REQUIRED TASK:
List all lines in the material below that contain "GPNP".

SOURCE DATA:
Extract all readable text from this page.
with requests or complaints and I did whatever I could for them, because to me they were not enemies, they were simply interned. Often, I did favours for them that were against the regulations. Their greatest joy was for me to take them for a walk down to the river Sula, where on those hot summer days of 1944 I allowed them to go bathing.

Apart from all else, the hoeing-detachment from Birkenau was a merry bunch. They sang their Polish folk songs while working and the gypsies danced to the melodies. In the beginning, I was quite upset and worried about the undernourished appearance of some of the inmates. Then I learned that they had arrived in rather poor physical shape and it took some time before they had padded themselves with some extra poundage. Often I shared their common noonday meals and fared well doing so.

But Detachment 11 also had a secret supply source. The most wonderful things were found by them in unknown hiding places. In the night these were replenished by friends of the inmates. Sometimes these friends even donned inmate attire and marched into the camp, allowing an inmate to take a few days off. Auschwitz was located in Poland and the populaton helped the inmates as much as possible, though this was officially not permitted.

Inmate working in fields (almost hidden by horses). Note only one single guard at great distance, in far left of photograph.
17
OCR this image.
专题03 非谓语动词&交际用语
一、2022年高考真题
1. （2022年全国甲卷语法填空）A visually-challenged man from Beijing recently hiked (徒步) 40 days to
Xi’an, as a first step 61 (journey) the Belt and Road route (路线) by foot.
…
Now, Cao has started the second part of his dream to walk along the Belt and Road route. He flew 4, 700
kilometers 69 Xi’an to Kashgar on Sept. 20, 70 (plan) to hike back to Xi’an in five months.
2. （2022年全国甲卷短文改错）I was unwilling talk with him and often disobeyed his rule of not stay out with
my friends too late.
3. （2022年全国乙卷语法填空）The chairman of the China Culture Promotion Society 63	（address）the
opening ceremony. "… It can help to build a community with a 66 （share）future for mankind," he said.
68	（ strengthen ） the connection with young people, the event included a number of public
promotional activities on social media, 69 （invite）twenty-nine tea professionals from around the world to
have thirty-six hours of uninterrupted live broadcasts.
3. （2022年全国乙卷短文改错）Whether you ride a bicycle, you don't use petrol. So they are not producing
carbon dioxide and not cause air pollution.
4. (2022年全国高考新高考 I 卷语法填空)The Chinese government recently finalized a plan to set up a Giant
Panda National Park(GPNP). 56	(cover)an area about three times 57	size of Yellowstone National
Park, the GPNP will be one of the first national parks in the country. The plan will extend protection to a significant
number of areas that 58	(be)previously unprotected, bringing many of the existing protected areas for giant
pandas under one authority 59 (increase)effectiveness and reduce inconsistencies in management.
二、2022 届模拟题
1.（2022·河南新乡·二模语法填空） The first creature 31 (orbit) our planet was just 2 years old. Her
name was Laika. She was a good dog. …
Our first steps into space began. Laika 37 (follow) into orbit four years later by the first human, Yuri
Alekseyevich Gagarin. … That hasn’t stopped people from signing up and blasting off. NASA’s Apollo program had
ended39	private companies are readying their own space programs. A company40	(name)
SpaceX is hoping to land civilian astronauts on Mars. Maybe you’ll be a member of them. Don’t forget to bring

WORKED SOLUTION:
Panda National Park(GPNP). 56	(cover)an area about three times 57	size of Yellowstone National
Park, the GPNP will be one of the first national parks in the country. The plan will extend protection to a significant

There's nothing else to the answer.